:: What the task requires ::
Reproduce this listing in full.

:: Material ::
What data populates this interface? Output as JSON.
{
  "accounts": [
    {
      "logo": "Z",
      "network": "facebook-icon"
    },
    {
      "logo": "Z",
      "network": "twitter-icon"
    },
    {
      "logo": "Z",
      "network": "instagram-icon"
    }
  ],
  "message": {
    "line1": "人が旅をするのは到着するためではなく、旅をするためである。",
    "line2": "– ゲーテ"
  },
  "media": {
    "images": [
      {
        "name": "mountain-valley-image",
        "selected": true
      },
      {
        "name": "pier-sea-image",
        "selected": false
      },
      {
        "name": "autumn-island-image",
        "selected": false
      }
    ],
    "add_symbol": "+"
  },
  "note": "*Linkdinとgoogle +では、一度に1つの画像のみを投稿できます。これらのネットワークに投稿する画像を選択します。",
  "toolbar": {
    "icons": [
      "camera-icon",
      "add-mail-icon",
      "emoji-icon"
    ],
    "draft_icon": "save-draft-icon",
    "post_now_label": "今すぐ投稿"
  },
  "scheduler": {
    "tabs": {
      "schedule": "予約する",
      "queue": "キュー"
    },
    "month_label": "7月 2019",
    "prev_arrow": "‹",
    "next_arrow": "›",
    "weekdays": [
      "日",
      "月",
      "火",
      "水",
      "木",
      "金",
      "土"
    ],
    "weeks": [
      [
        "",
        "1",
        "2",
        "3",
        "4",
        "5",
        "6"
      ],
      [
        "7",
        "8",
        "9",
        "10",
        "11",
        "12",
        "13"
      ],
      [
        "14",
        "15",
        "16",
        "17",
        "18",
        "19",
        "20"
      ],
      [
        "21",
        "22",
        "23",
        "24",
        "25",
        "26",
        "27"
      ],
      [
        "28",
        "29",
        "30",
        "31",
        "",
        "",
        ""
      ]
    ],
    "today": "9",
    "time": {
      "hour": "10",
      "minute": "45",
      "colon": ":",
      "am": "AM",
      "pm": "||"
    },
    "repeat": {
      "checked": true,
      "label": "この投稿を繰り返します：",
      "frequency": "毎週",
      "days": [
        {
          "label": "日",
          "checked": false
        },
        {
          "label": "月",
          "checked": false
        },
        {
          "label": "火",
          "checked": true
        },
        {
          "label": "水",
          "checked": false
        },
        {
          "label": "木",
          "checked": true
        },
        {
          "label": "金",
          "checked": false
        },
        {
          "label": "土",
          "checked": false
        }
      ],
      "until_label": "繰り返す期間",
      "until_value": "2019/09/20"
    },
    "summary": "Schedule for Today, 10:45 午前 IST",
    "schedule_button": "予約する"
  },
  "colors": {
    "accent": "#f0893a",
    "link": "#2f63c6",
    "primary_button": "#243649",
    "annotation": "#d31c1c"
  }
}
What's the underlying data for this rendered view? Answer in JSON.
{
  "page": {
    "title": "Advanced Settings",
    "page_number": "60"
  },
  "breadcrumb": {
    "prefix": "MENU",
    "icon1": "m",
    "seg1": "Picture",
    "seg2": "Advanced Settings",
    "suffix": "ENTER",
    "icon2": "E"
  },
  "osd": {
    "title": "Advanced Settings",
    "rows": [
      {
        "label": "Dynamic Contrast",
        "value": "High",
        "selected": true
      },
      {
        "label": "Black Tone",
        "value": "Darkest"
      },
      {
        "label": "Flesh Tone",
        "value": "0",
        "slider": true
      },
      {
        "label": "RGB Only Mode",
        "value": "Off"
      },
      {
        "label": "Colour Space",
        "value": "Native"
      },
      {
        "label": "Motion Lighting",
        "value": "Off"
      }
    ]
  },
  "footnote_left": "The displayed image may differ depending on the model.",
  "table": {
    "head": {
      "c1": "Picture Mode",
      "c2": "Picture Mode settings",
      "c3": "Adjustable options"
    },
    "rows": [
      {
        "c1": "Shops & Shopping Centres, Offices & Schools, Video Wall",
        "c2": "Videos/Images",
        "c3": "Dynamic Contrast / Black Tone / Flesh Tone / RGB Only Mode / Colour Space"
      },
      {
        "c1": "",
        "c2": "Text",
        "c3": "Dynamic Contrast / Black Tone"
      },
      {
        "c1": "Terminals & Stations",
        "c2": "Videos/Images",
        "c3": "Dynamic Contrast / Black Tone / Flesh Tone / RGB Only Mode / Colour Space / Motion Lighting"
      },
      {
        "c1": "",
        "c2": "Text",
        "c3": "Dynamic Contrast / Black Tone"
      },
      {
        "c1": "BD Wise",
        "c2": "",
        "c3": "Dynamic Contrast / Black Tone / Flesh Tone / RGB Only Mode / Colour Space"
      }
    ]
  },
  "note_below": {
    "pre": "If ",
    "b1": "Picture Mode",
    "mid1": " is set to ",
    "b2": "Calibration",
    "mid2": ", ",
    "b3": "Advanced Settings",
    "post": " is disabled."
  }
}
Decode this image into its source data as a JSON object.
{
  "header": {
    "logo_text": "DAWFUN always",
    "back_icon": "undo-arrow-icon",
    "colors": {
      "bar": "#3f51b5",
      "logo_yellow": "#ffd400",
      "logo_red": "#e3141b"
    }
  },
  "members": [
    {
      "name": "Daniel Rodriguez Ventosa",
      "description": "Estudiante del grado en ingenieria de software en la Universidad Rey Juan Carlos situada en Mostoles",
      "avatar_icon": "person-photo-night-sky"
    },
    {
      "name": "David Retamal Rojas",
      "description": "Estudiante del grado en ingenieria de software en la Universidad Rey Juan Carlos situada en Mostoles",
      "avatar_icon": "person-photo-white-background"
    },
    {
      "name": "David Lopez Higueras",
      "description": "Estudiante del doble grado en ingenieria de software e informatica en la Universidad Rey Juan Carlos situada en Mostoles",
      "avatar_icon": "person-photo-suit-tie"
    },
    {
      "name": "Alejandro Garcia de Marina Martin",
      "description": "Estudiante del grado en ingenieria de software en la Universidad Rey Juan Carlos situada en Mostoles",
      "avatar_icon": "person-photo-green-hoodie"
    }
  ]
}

:: Solution below ::
What data populates this interface? Output as JSON.
{
  "accounts": [
    {
      "logo": "Z",
      "network": "facebook-icon"
    },
    {
      "logo": "Z",
      "network": "twitter-icon"
    },
    {
      "logo": "Z",
      "network": "instagram-icon"
    }
  ],
  "message": {
    "line1": "人が旅をするのは到着するためではなく、旅をするためである。",
    "line2": "– ゲーテ"
  },
  "media": {
    "images": [
      {
        "name": "mountain-valley-image",
        "selected": true
      },
      {
        "name": "pier-sea-image",
        "selected": false
      },
      {
        "name": "autumn-island-image",
        "selected": false
      }
    ],
    "add_symbol": "+"
  },
  "note": "*Linkdinとgoogle +では、一度に1つの画像のみを投稿できます。これらのネットワークに投稿する画像を選択します。",
  "toolbar": {
    "icons": [
      "camera-icon",
      "add-mail-icon",
      "emoji-icon"
    ],
    "draft_icon": "save-draft-icon",
    "post_now_label": "今すぐ投稿"
  },
  "scheduler": {
    "tabs": {
      "schedule": "予約する",
      "queue": "キュー"
    },
    "month_label": "7月 2019",
    "prev_arrow": "‹",
    "next_arrow": "›",
    "weekdays": [
      "日",
      "月",
      "火",
      "水",
      "木",
      "金",
      "土"
    ],
    "weeks": [
      [
        "",
        "1",
        "2",
        "3",
        "4",
        "5",
        "6"
      ],
      [
        "7",
        "8",
        "9",
        "10",
        "11",
        "12",
        "13"
      ],
      [
        "14",
        "15",
        "16",
        "17",
        "18",
        "19",
        "20"
      ],
      [
        "21",
        "22",
        "23",
        "24",
        "25",
        "26",
        "27"
      ],
      [
        "28",
        "29",
        "30",
        "31",
        "",
        "",
        ""
      ]
    ],
    "today": "9",
    "time": {
      "hour": "10",
      "minute": "45",
      "colon": ":",
      "am": "AM",
      "pm": "||"
    },
    "repeat": {
      "checked": true,
      "label": "この投稿を繰り返します：",
      "frequency": "毎週",
      "days": [
        {
          "label": "日",
          "checked": false
        },
        {
          "label": "月",
          "checked": false
        },
        {
          "label": "火",
          "checked": true
        },
        {
          "label": "水",
          "checked": false
        },
        {
          "label": "木",
          "checked": true
        },
        {
          "label": "金",
          "checked": false
        },
        {
          "label": "土",
          "checked": false
        }
      ],
      "until_label": "繰り返す期間",
      "until_value": "2019/09/20"
    },
    "summary": "Schedule for Today, 10:45 午前 IST",
    "schedule_button": "予約する"
  },
  "colors": {
    "accent": "#f0893a",
    "link": "#2f63c6",
    "primary_button": "#243649",
    "annotation": "#d31c1c"
  }
}
What's the underlying data for this rendered view? Answer in JSON.
{
  "page": {
    "title": "Advanced Settings",
    "page_number": "60"
  },
  "breadcrumb": {
    "prefix": "MENU",
    "icon1": "m",
    "seg1": "Picture",
    "seg2": "Advanced Settings",
    "suffix": "ENTER",
    "icon2": "E"
  },
  "osd": {
    "title": "Advanced Settings",
    "rows": [
      {
        "label": "Dynamic Contrast",
        "value": "High",
        "selected": true
      },
      {
        "label": "Black Tone",
        "value": "Darkest"
      },
      {
        "label": "Flesh Tone",
        "value": "0",
        "slider": true
      },
      {
        "label": "RGB Only Mode",
        "value": "Off"
      },
      {
        "label": "Colour Space",
        "value": "Native"
      },
      {
        "label": "Motion Lighting",
        "value": "Off"
      }
    ]
  },
  "footnote_left": "The displayed image may differ depending on the model.",
  "table": {
    "head": {
      "c1": "Picture Mode",
      "c2": "Picture Mode settings",
      "c3": "Adjustable options"
    },
    "rows": [
      {
        "c1": "Shops & Shopping Centres, Offices & Schools, Video Wall",
        "c2": "Videos/Images",
        "c3": "Dynamic Contrast / Black Tone / Flesh Tone / RGB Only Mode / Colour Space"
      },
      {
        "c1": "",
        "c2": "Text",
        "c3": "Dynamic Contrast / Black Tone"
      },
      {
        "c1": "Terminals & Stations",
        "c2": "Videos/Images",
        "c3": "Dynamic Contrast / Black Tone / Flesh Tone / RGB Only Mode / Colour Space / Motion Lighting"
      },
      {
        "c1": "",
        "c2": "Text",
        "c3": "Dynamic Contrast / Black Tone"
      },
      {
        "c1": "BD Wise",
        "c2": "",
        "c3": "Dynamic Contrast / Black Tone / Flesh Tone / RGB Only Mode / Colour Space"
      }
    ]
  },
  "note_below": {
    "pre": "If ",
    "b1": "Picture Mode",
    "mid1": " is set to ",
    "b2": "Calibration",
    "mid2": ", ",
    "b3": "Advanced Settings",
    "post": " is disabled."
  }
}
Decode this image into its source data as a JSON object.
{
  "header": {
    "logo_text": "DAWFUN always",
    "back_icon": "undo-arrow-icon",
    "colors": {
      "bar": "#3f51b5",
      "logo_yellow": "#ffd400",
      "logo_red": "#e3141b"
    }
  },
  "members": [
    {
      "name": "Daniel Rodriguez Ventosa",
      "description": "Estudiante del grado en ingenieria de software en la Universidad Rey Juan Carlos situada en Mostoles",
      "avatar_icon": "person-photo-night-sky"
    },
    {
      "name": "David Retamal Rojas",
      "description": "Estudiante del grado en ingenieria de software en la Universidad Rey Juan Carlos situada en Mostoles",
      "avatar_icon": "person-photo-white-background"
    },
    {
      "name": "David Lopez Higueras",
      "description": "Estudiante del doble grado en ingenieria de software e informatica en la Universidad Rey Juan Carlos situada en Mostoles",
      "avatar_icon": "person-photo-suit-tie"
    },
    {
      "name": "Alejandro Garcia de Marina Martin",
      "description": "Estudiante del grado en ingenieria de software en la Universidad Rey Juan Carlos situada en Mostoles",
      "avatar_icon": "person-photo-green-hoodie"
    }
  ]
}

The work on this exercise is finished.